[Items from a figure collection]
+ + +
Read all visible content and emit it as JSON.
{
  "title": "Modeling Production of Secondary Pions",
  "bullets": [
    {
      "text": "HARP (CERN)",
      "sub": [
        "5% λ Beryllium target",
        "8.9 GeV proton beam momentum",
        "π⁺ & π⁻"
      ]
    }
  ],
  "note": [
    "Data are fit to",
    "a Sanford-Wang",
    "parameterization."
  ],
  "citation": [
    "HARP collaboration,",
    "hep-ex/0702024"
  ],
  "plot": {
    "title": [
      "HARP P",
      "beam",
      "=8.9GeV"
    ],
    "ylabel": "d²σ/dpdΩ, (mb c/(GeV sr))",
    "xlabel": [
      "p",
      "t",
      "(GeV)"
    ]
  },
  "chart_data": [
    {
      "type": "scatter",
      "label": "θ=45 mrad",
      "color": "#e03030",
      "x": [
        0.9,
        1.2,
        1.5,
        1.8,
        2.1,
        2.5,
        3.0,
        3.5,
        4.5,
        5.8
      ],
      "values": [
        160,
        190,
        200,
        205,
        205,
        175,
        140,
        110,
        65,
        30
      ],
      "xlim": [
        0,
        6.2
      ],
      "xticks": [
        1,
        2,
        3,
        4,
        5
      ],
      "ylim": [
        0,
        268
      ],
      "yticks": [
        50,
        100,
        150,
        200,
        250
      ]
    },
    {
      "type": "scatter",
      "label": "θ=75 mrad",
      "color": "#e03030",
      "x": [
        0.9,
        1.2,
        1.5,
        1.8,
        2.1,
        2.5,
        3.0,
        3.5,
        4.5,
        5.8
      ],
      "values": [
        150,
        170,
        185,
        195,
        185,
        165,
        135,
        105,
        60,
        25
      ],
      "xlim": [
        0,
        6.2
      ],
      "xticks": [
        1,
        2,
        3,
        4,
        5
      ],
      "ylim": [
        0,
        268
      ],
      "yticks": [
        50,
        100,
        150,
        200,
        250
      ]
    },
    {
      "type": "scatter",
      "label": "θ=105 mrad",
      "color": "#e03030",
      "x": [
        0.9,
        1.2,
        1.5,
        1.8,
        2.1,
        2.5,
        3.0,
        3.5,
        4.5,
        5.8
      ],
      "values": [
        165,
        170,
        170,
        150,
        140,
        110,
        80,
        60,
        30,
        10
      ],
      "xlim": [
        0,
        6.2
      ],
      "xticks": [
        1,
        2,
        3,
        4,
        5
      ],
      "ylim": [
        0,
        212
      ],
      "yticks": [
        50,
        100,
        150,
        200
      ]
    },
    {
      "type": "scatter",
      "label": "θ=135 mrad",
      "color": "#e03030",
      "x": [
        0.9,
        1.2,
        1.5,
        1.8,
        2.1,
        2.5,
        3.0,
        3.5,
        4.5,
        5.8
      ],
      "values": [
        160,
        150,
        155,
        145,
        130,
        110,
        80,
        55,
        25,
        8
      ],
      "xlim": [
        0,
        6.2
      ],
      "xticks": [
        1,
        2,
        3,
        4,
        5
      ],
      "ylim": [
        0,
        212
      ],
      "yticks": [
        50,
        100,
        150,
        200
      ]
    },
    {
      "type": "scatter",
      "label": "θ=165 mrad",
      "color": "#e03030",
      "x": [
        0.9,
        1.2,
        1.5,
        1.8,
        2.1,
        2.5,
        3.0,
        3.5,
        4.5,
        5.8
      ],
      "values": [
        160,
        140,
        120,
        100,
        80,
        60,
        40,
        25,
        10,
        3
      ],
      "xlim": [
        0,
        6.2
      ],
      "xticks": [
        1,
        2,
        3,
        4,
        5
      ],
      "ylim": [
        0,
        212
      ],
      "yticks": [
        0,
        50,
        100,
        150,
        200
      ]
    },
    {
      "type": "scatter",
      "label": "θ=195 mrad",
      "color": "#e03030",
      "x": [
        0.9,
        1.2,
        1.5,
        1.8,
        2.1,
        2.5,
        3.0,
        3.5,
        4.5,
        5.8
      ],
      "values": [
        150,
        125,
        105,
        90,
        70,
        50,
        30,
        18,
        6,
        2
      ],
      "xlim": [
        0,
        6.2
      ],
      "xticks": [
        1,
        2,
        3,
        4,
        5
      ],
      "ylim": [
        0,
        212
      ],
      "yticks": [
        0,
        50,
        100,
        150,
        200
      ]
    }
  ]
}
+ + +
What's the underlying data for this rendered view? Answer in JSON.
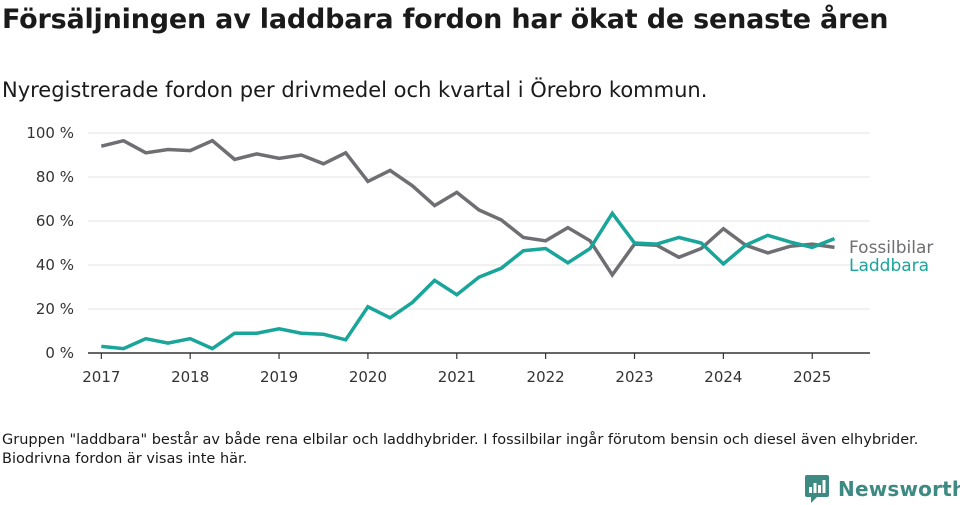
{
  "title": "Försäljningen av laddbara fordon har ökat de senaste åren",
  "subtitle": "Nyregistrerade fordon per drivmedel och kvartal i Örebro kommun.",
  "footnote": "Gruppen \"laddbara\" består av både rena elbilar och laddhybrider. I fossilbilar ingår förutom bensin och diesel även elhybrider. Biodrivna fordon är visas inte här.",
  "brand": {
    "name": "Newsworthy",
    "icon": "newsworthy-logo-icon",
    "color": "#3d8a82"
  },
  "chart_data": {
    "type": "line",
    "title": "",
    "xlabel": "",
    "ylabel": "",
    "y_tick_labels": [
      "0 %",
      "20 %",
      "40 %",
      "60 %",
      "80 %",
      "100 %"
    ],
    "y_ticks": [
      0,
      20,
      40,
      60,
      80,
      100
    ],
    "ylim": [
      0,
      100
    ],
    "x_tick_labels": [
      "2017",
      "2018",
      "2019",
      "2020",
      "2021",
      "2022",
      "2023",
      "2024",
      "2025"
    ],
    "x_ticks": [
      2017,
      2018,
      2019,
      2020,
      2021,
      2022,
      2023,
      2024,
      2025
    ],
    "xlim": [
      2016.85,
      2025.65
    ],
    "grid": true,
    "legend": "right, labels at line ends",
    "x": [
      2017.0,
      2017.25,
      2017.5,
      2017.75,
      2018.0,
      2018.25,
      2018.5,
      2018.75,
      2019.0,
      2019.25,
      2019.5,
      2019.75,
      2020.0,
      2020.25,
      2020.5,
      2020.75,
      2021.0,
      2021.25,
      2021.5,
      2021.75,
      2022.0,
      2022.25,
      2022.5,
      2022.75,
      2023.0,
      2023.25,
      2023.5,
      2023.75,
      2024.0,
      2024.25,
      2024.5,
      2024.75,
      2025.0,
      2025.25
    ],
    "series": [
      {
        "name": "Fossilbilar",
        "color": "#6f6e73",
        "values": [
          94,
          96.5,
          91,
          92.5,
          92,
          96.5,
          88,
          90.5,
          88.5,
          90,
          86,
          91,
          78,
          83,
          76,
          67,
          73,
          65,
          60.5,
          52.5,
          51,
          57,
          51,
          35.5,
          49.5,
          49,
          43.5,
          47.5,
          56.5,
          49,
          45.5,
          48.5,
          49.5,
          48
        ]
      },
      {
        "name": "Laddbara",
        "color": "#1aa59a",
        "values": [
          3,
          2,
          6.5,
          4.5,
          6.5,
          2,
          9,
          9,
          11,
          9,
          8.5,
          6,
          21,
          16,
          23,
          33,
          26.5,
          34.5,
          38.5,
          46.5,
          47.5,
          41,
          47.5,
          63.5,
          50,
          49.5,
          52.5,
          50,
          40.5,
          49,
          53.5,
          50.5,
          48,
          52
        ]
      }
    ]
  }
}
+ + +
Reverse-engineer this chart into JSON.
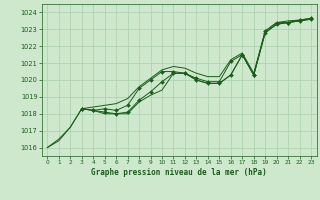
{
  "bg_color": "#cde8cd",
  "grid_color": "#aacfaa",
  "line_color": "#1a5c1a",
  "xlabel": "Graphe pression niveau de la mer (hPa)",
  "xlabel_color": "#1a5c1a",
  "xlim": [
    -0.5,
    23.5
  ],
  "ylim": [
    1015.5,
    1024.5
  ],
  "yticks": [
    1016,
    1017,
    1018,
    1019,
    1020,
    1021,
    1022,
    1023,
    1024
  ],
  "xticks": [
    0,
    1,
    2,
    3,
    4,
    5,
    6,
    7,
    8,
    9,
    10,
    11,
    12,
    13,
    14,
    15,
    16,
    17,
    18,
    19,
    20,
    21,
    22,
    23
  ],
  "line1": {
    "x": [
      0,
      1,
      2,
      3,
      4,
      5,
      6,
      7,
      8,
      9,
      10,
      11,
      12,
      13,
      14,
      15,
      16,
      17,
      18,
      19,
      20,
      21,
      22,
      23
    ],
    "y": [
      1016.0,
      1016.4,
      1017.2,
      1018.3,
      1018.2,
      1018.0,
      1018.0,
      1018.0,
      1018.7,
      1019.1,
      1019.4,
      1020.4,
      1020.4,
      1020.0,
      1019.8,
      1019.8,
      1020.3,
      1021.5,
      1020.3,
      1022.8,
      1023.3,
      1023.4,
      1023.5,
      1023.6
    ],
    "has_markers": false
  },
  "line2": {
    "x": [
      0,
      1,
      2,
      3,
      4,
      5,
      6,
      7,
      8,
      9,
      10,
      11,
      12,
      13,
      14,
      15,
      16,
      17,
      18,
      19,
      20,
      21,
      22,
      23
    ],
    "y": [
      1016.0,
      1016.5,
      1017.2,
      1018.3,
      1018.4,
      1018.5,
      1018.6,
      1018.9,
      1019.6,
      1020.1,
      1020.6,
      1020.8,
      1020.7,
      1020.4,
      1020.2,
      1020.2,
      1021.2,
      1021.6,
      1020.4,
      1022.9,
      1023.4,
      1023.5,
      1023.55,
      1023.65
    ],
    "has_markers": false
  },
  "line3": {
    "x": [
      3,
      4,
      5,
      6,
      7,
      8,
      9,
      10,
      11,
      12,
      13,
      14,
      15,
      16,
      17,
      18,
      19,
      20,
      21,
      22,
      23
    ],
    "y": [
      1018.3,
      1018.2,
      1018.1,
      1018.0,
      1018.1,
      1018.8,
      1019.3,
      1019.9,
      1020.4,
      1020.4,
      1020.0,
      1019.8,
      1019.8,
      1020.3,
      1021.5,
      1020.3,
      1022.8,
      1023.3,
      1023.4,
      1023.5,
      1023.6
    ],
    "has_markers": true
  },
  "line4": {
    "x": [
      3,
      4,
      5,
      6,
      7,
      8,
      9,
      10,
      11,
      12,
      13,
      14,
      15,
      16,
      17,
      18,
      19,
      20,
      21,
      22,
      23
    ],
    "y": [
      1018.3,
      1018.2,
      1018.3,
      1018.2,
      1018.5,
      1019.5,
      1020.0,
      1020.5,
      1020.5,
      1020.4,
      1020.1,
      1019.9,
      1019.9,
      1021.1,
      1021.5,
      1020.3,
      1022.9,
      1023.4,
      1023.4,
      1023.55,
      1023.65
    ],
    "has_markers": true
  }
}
+ + +
THE TASK: Copy every line in the listing above where the string "this" turns up.

ANSWER TO THE EXERCISE:
What's the underlying data for this rendered view? Answer in JSON.
Reverse-engineer this chart into JSON.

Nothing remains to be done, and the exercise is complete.